Goal — In the records below, find each line containing the word "καθόσον" and copy it.

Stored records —
-- Begin --

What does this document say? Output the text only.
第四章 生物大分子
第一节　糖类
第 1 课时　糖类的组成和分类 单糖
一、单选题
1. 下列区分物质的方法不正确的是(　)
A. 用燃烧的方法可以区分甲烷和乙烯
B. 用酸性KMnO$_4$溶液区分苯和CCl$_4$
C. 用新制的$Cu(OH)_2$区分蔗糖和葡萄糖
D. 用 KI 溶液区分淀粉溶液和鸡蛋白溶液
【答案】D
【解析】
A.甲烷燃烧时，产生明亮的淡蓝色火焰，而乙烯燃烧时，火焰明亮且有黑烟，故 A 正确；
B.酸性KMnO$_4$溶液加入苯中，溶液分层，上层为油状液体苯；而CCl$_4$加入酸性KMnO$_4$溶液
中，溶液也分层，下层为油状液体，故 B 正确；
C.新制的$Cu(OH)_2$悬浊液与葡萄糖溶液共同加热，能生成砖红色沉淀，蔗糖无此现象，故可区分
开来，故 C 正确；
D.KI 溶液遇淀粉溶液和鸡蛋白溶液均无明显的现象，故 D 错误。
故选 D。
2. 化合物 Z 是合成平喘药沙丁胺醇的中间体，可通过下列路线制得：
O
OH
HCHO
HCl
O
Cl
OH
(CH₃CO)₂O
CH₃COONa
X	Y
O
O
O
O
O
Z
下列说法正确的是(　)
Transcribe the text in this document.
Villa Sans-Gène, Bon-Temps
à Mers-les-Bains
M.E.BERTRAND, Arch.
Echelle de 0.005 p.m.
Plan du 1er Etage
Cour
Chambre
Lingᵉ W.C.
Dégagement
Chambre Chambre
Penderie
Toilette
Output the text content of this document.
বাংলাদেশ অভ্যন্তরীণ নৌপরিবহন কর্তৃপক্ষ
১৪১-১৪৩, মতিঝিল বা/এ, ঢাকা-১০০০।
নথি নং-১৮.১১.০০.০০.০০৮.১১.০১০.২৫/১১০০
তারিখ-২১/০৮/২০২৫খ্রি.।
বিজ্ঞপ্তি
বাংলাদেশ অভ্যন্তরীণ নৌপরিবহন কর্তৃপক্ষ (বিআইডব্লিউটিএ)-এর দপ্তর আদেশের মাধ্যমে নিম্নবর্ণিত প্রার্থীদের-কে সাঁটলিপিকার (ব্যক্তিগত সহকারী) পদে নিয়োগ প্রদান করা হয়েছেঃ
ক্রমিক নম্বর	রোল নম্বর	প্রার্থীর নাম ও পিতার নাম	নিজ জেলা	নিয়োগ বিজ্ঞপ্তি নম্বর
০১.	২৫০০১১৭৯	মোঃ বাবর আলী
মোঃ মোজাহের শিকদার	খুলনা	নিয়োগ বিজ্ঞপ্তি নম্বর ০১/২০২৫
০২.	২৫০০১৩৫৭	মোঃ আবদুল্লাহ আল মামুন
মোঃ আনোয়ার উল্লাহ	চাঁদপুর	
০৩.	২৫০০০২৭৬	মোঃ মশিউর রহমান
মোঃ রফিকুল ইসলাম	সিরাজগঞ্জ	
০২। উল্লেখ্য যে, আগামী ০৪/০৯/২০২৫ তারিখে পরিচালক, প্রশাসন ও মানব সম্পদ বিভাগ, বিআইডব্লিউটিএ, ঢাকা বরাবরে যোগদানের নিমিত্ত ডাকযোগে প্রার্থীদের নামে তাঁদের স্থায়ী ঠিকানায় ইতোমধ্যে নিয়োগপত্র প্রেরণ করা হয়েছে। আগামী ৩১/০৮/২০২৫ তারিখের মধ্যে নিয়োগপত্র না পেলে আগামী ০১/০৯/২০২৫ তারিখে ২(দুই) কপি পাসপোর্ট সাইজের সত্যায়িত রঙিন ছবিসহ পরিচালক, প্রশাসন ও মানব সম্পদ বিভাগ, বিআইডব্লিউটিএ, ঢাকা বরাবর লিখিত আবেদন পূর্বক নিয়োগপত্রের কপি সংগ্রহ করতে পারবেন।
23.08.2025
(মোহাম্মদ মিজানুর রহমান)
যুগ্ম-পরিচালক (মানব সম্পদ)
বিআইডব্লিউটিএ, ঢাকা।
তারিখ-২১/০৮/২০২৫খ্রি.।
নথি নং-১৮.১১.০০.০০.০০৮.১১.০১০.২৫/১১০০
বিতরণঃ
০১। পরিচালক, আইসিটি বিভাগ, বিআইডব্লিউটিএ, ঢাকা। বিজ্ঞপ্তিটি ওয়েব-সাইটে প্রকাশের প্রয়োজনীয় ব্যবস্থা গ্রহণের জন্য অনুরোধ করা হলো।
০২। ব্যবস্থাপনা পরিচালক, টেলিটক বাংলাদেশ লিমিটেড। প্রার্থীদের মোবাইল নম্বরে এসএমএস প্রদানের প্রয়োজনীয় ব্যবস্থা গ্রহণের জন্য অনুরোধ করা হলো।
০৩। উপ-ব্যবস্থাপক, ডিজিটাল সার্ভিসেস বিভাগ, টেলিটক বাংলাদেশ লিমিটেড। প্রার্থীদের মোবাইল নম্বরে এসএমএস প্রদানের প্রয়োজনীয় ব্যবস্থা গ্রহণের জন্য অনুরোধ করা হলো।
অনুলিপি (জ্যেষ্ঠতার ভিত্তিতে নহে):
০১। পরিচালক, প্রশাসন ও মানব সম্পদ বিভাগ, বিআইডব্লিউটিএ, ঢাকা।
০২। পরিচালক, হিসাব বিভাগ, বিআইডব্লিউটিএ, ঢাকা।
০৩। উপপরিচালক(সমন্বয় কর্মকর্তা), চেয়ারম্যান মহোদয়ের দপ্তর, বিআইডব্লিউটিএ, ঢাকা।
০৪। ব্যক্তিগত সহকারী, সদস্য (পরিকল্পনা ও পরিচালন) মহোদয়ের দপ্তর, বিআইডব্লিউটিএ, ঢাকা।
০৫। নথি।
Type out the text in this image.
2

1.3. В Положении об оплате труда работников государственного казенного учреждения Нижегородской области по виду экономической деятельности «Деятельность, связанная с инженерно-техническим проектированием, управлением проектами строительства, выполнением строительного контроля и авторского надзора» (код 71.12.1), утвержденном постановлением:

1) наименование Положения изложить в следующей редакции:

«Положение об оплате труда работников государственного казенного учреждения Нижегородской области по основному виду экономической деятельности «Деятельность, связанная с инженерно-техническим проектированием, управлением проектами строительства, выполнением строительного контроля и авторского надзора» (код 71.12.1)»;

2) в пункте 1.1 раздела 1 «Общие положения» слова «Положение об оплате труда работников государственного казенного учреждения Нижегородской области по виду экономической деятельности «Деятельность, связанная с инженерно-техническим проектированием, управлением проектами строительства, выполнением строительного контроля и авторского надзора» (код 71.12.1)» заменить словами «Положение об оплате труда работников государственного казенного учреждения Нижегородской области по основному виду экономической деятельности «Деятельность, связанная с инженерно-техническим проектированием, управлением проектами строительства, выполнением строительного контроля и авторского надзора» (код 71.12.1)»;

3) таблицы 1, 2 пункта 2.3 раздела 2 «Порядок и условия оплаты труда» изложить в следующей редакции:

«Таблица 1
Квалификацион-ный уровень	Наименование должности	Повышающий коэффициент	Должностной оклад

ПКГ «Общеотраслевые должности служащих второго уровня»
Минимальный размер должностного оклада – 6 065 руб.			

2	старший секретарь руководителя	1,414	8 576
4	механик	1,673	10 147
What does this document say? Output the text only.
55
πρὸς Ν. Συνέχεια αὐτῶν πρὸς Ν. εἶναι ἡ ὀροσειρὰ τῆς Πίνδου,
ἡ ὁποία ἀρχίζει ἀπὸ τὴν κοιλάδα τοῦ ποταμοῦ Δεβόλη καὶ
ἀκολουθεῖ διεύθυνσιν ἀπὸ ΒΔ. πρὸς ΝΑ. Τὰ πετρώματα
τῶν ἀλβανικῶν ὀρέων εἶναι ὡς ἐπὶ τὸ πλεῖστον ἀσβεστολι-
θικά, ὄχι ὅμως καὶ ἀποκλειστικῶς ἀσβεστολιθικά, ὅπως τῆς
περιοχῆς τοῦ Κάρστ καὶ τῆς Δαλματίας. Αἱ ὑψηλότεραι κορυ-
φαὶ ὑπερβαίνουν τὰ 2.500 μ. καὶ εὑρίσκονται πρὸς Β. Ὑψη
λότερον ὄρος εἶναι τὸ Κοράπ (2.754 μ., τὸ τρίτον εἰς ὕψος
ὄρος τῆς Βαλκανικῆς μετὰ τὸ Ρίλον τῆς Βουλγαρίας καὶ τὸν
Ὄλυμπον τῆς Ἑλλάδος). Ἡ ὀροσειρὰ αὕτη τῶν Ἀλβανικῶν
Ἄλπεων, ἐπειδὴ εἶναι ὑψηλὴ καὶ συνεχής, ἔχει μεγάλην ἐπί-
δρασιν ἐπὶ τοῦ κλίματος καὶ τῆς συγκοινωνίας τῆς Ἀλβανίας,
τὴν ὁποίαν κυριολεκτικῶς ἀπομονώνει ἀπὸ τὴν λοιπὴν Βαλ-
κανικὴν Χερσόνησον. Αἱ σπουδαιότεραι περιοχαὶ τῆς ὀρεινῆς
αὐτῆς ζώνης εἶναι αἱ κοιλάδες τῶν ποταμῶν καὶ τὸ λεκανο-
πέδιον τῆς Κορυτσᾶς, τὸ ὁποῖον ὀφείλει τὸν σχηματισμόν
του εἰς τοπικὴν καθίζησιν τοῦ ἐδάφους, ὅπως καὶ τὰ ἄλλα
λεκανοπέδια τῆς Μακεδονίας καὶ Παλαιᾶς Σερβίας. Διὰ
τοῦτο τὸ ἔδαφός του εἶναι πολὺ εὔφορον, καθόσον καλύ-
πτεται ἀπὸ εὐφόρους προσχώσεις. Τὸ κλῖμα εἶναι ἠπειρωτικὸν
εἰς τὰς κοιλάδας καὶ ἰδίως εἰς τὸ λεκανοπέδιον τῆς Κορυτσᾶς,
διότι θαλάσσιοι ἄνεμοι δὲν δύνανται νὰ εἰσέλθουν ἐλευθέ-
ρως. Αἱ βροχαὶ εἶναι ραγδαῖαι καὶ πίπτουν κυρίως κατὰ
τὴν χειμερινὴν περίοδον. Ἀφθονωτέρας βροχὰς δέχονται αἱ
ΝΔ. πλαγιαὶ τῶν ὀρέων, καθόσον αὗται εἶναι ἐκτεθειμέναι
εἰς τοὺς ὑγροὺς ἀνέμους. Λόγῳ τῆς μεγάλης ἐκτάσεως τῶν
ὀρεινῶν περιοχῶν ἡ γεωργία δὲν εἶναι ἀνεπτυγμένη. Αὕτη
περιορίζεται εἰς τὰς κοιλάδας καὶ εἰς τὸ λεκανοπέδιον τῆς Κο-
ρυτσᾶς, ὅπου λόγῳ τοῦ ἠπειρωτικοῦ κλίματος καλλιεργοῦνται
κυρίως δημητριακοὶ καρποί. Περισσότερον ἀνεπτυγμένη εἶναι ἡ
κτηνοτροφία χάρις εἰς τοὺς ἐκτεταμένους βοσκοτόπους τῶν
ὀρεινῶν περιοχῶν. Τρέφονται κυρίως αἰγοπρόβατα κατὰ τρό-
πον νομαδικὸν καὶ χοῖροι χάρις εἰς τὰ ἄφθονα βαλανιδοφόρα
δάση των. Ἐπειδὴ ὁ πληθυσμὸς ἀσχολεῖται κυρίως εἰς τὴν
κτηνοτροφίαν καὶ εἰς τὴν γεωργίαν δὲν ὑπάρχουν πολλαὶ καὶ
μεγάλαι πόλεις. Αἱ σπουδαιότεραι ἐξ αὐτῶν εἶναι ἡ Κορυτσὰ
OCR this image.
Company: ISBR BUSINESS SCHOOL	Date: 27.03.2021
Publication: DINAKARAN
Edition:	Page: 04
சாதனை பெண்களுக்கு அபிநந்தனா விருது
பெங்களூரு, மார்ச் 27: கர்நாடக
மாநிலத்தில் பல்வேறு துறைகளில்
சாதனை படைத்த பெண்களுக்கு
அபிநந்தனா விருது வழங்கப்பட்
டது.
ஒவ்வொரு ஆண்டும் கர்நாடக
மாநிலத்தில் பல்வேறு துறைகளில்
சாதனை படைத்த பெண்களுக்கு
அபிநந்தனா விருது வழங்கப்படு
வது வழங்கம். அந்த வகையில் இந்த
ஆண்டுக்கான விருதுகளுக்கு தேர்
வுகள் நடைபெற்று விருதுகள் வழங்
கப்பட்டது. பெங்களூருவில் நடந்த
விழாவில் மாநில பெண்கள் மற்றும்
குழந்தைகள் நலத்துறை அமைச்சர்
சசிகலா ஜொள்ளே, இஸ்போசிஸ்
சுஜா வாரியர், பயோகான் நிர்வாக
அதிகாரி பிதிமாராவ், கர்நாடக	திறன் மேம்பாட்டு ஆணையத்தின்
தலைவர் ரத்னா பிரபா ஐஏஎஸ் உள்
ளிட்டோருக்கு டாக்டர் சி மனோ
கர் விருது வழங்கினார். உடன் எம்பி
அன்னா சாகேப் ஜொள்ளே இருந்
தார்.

-- End --

Response to this exercise —
τοῦτο τὸ ἔδαφός του εἶναι πολὺ εὔφορον, καθόσον καλύ-
ΝΔ. πλαγιαὶ τῶν ὀρέων, καθόσον αὗται εἶναι ἐκτεθειμέναι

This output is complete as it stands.